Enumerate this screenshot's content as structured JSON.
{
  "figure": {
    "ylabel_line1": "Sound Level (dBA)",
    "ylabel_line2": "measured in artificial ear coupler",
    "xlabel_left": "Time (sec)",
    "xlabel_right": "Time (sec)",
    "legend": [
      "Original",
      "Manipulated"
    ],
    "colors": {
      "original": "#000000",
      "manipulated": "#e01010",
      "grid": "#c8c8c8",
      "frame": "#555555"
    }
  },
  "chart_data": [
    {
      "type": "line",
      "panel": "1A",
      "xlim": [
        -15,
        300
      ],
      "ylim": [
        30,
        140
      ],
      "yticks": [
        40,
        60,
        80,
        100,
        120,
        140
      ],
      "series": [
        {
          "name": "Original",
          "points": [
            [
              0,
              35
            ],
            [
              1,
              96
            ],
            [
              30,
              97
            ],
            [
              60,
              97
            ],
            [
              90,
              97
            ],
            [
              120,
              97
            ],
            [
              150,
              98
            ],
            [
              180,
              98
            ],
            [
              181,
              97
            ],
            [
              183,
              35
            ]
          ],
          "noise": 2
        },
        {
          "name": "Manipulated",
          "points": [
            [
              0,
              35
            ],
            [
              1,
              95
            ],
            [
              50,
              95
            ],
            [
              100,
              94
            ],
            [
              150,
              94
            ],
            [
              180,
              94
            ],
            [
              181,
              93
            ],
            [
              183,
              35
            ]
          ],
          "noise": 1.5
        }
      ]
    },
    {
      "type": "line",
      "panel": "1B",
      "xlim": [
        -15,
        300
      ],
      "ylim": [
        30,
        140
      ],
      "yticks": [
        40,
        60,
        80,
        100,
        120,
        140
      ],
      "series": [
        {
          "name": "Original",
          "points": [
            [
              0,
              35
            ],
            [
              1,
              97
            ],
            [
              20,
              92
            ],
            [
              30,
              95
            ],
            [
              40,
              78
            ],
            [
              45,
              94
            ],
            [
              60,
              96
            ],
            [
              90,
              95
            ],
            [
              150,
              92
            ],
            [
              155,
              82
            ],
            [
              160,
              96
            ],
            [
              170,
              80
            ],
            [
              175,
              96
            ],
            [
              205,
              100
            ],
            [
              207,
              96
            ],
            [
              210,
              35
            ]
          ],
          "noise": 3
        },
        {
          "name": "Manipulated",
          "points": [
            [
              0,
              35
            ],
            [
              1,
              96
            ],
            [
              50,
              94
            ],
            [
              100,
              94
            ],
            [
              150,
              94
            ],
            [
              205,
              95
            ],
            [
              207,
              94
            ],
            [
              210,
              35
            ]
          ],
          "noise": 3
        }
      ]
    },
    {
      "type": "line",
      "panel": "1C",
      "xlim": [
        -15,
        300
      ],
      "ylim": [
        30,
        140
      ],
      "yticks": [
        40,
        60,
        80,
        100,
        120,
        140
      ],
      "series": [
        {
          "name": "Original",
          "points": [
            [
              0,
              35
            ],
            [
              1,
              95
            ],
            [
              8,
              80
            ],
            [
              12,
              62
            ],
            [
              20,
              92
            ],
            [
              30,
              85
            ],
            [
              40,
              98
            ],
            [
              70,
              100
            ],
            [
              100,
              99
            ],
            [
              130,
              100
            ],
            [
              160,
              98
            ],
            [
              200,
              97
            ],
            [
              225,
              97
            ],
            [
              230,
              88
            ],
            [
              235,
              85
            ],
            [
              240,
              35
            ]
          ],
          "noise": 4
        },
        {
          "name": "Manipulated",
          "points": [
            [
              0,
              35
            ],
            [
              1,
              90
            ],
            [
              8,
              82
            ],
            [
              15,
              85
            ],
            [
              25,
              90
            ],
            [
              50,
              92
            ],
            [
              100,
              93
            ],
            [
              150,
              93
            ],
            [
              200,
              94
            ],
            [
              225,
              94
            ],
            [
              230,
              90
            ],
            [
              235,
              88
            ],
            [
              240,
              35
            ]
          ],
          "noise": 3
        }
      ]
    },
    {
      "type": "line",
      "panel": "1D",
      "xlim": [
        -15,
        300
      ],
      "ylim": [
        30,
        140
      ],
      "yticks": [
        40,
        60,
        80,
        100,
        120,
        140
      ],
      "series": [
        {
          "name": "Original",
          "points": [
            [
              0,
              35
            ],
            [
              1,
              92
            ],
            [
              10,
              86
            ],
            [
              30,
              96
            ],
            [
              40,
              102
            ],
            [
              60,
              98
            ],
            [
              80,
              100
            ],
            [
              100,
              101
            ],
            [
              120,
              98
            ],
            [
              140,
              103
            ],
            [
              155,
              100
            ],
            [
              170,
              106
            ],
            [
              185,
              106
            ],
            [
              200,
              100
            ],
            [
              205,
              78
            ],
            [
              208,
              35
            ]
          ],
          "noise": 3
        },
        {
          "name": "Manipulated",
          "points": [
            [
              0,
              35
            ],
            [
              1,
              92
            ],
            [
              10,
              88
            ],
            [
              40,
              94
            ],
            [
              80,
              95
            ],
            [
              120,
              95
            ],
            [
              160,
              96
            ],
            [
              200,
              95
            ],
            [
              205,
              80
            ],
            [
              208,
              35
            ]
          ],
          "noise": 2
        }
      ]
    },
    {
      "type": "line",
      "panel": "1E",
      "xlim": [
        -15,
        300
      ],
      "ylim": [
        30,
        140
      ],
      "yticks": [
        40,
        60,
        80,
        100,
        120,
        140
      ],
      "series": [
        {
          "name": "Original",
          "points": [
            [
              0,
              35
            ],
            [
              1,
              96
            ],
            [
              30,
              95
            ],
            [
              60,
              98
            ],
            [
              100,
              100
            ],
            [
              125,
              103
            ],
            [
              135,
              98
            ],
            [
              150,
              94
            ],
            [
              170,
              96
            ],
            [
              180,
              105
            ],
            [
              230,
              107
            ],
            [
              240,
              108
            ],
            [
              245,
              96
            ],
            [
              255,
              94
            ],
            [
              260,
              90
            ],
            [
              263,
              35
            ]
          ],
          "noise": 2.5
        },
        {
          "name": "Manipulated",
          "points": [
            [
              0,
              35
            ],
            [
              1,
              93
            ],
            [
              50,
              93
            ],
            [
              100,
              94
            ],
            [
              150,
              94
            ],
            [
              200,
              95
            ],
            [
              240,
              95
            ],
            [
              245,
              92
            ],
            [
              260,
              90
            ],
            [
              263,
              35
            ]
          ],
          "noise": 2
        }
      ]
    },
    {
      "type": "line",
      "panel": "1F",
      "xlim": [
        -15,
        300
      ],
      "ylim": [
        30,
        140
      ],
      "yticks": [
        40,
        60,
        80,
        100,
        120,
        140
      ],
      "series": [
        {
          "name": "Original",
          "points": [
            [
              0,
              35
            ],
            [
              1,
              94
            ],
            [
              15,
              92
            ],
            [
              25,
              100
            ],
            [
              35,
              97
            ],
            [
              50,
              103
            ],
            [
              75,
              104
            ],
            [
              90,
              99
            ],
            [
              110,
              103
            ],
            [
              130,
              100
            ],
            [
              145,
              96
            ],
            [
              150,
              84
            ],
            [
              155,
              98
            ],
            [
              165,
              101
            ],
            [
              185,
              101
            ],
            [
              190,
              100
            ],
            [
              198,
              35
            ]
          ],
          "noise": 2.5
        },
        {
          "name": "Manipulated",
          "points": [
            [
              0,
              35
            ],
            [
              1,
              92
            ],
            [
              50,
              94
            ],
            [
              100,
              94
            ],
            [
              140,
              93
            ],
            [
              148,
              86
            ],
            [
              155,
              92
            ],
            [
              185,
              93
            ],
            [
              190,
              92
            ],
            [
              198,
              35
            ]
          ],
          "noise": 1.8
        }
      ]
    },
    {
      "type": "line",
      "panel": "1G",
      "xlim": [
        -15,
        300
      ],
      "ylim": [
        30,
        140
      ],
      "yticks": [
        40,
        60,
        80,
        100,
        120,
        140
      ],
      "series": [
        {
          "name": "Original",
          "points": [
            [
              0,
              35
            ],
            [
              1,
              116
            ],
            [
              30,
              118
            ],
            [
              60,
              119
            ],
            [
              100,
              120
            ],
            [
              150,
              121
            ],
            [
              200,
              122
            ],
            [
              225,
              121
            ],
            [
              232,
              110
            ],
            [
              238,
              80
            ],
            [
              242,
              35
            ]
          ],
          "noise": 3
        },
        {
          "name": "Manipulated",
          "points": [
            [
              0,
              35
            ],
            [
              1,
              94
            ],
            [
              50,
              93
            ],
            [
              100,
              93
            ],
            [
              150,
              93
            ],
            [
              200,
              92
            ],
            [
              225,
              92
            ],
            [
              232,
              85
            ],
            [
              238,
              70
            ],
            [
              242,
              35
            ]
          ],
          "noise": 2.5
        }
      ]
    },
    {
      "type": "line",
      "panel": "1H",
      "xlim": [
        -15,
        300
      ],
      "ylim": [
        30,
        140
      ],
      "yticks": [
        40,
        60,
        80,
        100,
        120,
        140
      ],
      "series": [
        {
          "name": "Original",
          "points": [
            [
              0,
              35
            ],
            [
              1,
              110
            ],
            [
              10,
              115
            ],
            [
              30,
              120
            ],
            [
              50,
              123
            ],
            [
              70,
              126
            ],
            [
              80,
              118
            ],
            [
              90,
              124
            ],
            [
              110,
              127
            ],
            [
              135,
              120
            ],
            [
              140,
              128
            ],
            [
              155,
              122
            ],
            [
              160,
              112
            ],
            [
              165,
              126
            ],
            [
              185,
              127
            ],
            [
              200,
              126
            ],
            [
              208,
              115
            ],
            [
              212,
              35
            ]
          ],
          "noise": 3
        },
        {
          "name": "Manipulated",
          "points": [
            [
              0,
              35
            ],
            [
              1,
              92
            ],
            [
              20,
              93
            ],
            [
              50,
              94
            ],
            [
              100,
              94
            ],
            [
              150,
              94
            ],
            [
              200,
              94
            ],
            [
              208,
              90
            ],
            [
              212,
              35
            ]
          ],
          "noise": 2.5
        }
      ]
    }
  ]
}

• • • • • • •

§ Direction
Filter the data, keeping only the lines that contain "Time".

§ Complete output
    "xlabel_left": "Time (sec)",
    "xlabel_right": "Time (sec)",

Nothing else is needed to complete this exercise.